◆ Problem description
Rewrite the material from its beginning through the line containing "bar bbox=[205, 275, 208, 327]", swapping every "x-tick-label" for "x-axis-label" and leaving everything else unchanged.

◆ Material
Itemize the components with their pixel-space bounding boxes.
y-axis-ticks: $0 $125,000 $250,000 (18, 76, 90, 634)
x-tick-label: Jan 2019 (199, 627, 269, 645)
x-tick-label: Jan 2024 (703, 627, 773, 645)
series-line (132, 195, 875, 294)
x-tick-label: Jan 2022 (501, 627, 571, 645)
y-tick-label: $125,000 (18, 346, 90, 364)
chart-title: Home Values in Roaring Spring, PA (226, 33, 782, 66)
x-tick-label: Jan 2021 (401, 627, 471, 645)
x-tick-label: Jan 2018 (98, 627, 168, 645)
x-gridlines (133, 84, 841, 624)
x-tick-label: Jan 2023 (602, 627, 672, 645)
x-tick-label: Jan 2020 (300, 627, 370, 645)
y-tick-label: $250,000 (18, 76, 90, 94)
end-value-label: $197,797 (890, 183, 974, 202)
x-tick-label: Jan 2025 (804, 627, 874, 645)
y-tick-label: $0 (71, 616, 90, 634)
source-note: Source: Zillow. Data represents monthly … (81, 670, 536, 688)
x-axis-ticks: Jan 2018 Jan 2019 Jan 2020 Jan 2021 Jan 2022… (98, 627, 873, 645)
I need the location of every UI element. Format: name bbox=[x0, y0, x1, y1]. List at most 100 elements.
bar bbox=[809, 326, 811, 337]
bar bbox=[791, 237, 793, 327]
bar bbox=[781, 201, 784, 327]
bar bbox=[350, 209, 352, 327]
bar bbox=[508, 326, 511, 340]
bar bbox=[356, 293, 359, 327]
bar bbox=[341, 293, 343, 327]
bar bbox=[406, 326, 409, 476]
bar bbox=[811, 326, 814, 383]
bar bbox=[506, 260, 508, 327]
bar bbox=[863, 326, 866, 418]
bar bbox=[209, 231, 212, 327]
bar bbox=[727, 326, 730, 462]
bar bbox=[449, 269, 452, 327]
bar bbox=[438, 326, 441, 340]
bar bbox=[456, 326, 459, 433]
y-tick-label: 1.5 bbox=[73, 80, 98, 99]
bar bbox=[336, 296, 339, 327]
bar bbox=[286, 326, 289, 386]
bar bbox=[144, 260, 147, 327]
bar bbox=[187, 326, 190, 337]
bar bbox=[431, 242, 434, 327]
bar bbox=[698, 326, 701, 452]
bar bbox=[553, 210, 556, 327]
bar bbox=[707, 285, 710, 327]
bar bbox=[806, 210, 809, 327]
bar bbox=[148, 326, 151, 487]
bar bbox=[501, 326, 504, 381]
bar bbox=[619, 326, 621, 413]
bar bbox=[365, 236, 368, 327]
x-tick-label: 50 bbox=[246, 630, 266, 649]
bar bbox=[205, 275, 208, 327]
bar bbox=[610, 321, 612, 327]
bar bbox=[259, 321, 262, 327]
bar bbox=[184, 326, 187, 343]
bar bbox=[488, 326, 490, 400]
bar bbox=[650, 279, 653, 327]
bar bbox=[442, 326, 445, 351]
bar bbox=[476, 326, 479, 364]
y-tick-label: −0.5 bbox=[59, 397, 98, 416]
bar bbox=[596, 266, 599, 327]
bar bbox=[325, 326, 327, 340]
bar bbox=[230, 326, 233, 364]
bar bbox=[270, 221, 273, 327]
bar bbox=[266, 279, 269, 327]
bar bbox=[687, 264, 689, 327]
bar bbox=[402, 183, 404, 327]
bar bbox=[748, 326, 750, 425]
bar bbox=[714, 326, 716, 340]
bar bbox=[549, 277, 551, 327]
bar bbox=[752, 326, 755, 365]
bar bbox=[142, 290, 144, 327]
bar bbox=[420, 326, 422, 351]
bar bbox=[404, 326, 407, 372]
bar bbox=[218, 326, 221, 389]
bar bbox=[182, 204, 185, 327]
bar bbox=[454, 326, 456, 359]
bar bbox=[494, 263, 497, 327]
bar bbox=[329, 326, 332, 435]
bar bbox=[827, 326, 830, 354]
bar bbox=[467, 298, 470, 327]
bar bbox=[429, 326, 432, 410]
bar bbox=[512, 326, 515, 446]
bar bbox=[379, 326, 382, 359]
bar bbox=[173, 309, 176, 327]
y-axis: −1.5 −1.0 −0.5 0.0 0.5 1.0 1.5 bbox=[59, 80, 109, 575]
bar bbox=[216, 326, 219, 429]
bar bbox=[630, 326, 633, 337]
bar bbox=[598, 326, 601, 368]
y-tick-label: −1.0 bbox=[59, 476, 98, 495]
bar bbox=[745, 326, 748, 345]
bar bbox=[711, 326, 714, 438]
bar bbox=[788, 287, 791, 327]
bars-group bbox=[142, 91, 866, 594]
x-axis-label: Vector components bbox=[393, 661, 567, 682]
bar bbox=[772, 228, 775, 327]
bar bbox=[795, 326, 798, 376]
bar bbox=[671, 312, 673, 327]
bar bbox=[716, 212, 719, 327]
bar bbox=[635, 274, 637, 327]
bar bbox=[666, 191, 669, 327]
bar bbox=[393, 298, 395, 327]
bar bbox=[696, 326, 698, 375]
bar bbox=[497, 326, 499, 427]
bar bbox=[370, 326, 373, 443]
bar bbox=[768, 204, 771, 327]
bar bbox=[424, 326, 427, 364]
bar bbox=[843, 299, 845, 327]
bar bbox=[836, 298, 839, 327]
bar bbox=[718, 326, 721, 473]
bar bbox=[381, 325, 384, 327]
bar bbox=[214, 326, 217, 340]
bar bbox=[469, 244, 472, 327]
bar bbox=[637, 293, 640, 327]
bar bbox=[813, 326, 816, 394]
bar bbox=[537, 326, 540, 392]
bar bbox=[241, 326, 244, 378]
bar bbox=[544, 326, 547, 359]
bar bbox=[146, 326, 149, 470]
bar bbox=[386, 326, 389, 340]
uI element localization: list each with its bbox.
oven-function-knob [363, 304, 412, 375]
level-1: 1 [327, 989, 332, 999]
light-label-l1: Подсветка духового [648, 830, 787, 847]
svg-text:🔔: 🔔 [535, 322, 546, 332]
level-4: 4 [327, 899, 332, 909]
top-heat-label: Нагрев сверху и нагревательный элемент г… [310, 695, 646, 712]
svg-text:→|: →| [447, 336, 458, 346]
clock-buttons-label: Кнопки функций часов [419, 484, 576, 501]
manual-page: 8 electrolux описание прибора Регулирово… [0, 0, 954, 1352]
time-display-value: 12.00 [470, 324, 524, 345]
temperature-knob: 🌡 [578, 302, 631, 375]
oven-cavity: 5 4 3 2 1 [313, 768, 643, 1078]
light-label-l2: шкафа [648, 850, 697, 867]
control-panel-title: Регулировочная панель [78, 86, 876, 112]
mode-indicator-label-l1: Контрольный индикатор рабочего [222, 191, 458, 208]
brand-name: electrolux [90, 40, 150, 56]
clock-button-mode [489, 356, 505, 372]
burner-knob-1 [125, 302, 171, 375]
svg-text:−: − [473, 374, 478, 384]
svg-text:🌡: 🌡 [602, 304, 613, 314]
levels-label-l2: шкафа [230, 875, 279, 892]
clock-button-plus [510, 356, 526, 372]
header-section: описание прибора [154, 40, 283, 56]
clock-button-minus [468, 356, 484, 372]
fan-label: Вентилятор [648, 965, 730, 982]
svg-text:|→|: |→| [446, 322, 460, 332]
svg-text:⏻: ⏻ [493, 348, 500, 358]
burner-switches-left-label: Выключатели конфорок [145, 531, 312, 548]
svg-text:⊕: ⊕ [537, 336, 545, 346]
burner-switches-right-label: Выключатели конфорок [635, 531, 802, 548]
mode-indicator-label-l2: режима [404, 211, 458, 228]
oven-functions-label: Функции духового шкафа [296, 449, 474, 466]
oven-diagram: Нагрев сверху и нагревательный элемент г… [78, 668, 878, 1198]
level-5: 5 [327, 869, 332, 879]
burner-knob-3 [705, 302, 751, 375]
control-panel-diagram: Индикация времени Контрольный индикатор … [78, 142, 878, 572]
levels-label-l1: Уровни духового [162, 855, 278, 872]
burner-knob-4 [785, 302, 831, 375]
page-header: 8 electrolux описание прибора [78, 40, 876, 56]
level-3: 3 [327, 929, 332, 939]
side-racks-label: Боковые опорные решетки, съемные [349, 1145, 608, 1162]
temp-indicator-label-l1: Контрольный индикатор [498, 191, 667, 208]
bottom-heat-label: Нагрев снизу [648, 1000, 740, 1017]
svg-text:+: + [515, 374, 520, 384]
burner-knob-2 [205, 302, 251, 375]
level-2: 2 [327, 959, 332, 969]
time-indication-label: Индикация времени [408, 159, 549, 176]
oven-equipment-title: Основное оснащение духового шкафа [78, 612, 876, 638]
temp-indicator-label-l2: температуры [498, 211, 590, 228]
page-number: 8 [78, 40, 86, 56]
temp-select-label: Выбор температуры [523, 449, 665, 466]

◆ Worked solution
Itemize the components with their pixel-space bounding boxes.
y-axis-ticks: $0 $125,000 $250,000 (18, 76, 90, 634)
x-axis-label: Jan 2019 (199, 627, 269, 645)
x-axis-label: Jan 2024 (703, 627, 773, 645)
series-line (132, 195, 875, 294)
x-axis-label: Jan 2022 (501, 627, 571, 645)
y-tick-label: $125,000 (18, 346, 90, 364)
chart-title: Home Values in Roaring Spring, PA (226, 33, 782, 66)
x-axis-label: Jan 2021 (401, 627, 471, 645)
x-axis-label: Jan 2018 (98, 627, 168, 645)
x-gridlines (133, 84, 841, 624)
x-axis-label: Jan 2023 (602, 627, 672, 645)
x-axis-label: Jan 2020 (300, 627, 370, 645)
y-tick-label: $250,000 (18, 76, 90, 94)
end-value-label: $197,797 (890, 183, 974, 202)
x-axis-label: Jan 2025 (804, 627, 874, 645)
y-tick-label: $0 (71, 616, 90, 634)
source-note: Source: Zillow. Data represents monthly … (81, 670, 536, 688)
x-axis-ticks: Jan 2018 Jan 2019 Jan 2020 Jan 2021 Jan 2022… (98, 627, 873, 645)
I need the location of every UI element. Format: name bbox=[x0, y0, x1, y1]. List at most 100 elements.
bar bbox=[809, 326, 811, 337]
bar bbox=[791, 237, 793, 327]
bar bbox=[781, 201, 784, 327]
bar bbox=[350, 209, 352, 327]
bar bbox=[508, 326, 511, 340]
bar bbox=[356, 293, 359, 327]
bar bbox=[341, 293, 343, 327]
bar bbox=[406, 326, 409, 476]
bar bbox=[811, 326, 814, 383]
bar bbox=[506, 260, 508, 327]
bar bbox=[863, 326, 866, 418]
bar bbox=[209, 231, 212, 327]
bar bbox=[727, 326, 730, 462]
bar bbox=[449, 269, 452, 327]
bar bbox=[438, 326, 441, 340]
bar bbox=[456, 326, 459, 433]
y-tick-label: 1.5 bbox=[73, 80, 98, 99]
bar bbox=[336, 296, 339, 327]
bar bbox=[286, 326, 289, 386]
bar bbox=[144, 260, 147, 327]
bar bbox=[187, 326, 190, 337]
bar bbox=[431, 242, 434, 327]
bar bbox=[698, 326, 701, 452]
bar bbox=[553, 210, 556, 327]
bar bbox=[707, 285, 710, 327]
bar bbox=[806, 210, 809, 327]
bar bbox=[148, 326, 151, 487]
bar bbox=[501, 326, 504, 381]
bar bbox=[619, 326, 621, 413]
bar bbox=[365, 236, 368, 327]
x-axis-label: 50 bbox=[246, 630, 266, 649]
bar bbox=[205, 275, 208, 327]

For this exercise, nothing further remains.